Listings of boxed layout items
================================

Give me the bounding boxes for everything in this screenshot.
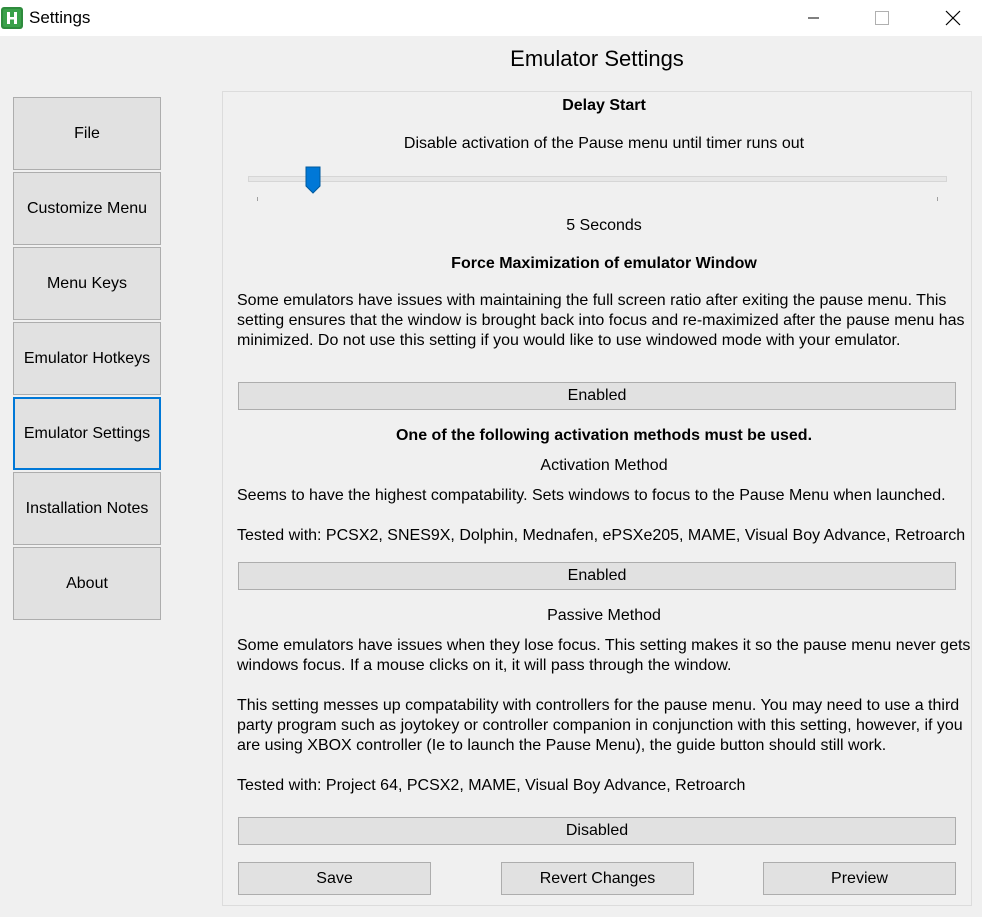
app-icon: [1, 7, 23, 29]
maximize-button[interactable]: [858, 0, 904, 36]
sidebar-item-emulator-hotkeys[interactable]: Emulator Hotkeys: [13, 322, 161, 395]
passive-method-heading: Passive Method: [547, 607, 661, 624]
slider-thumb-icon: [305, 166, 321, 194]
force-max-description: Some emulators have issues with maintain…: [237, 292, 965, 349]
title-bar[interactable]: Settings: [0, 0, 982, 36]
sidebar-item-menu-keys[interactable]: Menu Keys: [13, 247, 161, 320]
sidebar-item-file[interactable]: File: [13, 97, 161, 170]
minimize-button[interactable]: [790, 0, 836, 36]
activation-notice: One of the following activation methods …: [395, 427, 813, 444]
force-max-toggle-button[interactable]: Enabled: [238, 382, 956, 410]
settings-window: Settings Emulator Settings File Customiz…: [0, 0, 982, 917]
slider-tick-end: [937, 197, 938, 201]
page-title: Emulator Settings: [510, 46, 684, 71]
activation-toggle-button[interactable]: Enabled: [238, 562, 956, 590]
slider-tick-start: [257, 197, 258, 201]
maximize-icon: [875, 11, 889, 25]
delay-start-heading: Delay Start: [562, 97, 646, 114]
passive-toggle-button[interactable]: Disabled: [238, 817, 956, 845]
window-title: Settings: [29, 8, 91, 27]
save-button[interactable]: Save: [238, 862, 431, 895]
sidebar-item-installation-notes[interactable]: Installation Notes: [13, 472, 161, 545]
preview-button[interactable]: Preview: [763, 862, 956, 895]
passive-warning: This setting messes up compatability wit…: [237, 697, 963, 754]
delay-slider-thumb[interactable]: [305, 166, 321, 194]
minimize-icon: [808, 17, 819, 19]
activation-tested: Tested with: PCSX2, SNES9X, Dolphin, Med…: [237, 527, 966, 544]
revert-changes-button[interactable]: Revert Changes: [501, 862, 694, 895]
close-icon: [945, 10, 961, 26]
close-button[interactable]: [929, 0, 975, 36]
sidebar-item-about[interactable]: About: [13, 547, 161, 620]
sidebar-item-customize-menu[interactable]: Customize Menu: [13, 172, 161, 245]
delay-slider-track[interactable]: [248, 176, 947, 182]
delay-value-label: 5 Seconds: [566, 217, 642, 234]
activation-method-heading: Activation Method: [540, 457, 668, 474]
passive-tested: Tested with: Project 64, PCSX2, MAME, Vi…: [237, 777, 746, 794]
passive-description: Some emulators have issues when they los…: [237, 637, 971, 674]
delay-start-description: Disable activation of the Pause menu unt…: [403, 135, 805, 152]
force-max-heading: Force Maximization of emulator Window: [451, 255, 757, 272]
sidebar-item-emulator-settings[interactable]: Emulator Settings: [13, 397, 161, 470]
activation-description: Seems to have the highest compatability.…: [237, 487, 946, 504]
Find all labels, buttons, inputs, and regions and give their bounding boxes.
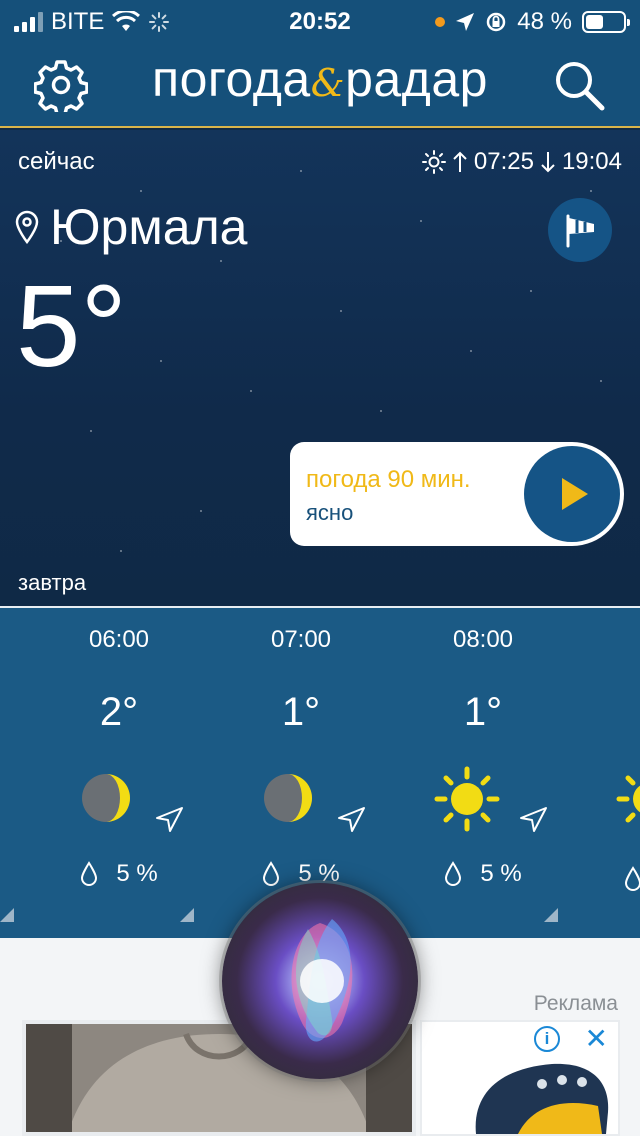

================================

WHAT IS BEING ASKED:
Format every line of the records above as a numbered list, skipping blank lines and leaving out the pictures.

FULL RESPONSE:
1. Give me the bounding boxes for everything in this screenshot.
2. app-icon: [1, 7, 23, 29]
3. maximize-button[interactable]: [858, 0, 904, 36]
4. sidebar-item-emulator-hotkeys[interactable]: Emulator Hotkeys: [13, 322, 161, 395]
5. passive-method-heading: Passive Method: [547, 607, 661, 624]
6. slider-thumb-icon: [305, 166, 321, 194]
7. force-max-description: Some emulators have issues with maintain…: [237, 292, 965, 349]
8. title-bar[interactable]: Settings: [0, 0, 982, 36]
9. sidebar-item-menu-keys[interactable]: Menu Keys: [13, 247, 161, 320]
10. sidebar-item-file[interactable]: File: [13, 97, 161, 170]
11. minimize-button[interactable]: [790, 0, 836, 36]
12. activation-notice: One of the following activation methods …: [395, 427, 813, 444]
13. force-max-toggle-button[interactable]: Enabled: [238, 382, 956, 410]
14. settings-window: Settings Emulator Settings File Customiz…: [0, 0, 982, 917]
15. slider-tick-end: [937, 197, 938, 201]
16. page-title: Emulator Settings: [510, 46, 684, 71]
17. activation-toggle-button[interactable]: Enabled: [238, 562, 956, 590]
18. slider-tick-start: [257, 197, 258, 201]
19. maximize-icon: [875, 11, 889, 25]
20. delay-start-heading: Delay Start: [562, 97, 646, 114]
21. passive-toggle-button[interactable]: Disabled: [238, 817, 956, 845]
22. window-title: Settings: [29, 8, 91, 27]
23. save-button[interactable]: Save: [238, 862, 431, 895]
24. sidebar-item-installation-notes[interactable]: Installation Notes: [13, 472, 161, 545]
25. preview-button[interactable]: Preview: [763, 862, 956, 895]
26. passive-warning: This setting messes up compatability wit…: [237, 697, 963, 754]
27. delay-slider-thumb[interactable]: [305, 166, 321, 194]
28. minimize-icon: [808, 17, 819, 19]
29. activation-tested: Tested with: PCSX2, SNES9X, Dolphin, Med…: [237, 527, 966, 544]
30. revert-changes-button[interactable]: Revert Changes: [501, 862, 694, 895]
31. close-icon: [945, 10, 961, 26]
32. close-button[interactable]: [929, 0, 975, 36]
33. sidebar-item-about[interactable]: About: [13, 547, 161, 620]
34. sidebar-item-customize-menu[interactable]: Customize Menu: [13, 172, 161, 245]
35. delay-slider-track[interactable]: [248, 176, 947, 182]
36. delay-value-label: 5 Seconds: [566, 217, 642, 234]
37. activation-method-heading: Activation Method: [540, 457, 668, 474]
38. passive-tested: Tested with: Project 64, PCSX2, MAME, Vi…: [237, 777, 746, 794]
39. passive-description: Some emulators have issues when they los…: [237, 637, 971, 674]
40. delay-start-description: Disable activation of the Pause menu unt…: [403, 135, 805, 152]
41. force-max-heading: Force Maximization of emulator Window: [451, 255, 757, 272]
42. sidebar-item-emulator-settings[interactable]: Emulator Settings: [13, 397, 161, 470]
43. activation-description: Seems to have the highest compatability.…: [237, 487, 946, 504]
44. Find all labels, buttons, inputs, and regions and give their bounding boxes.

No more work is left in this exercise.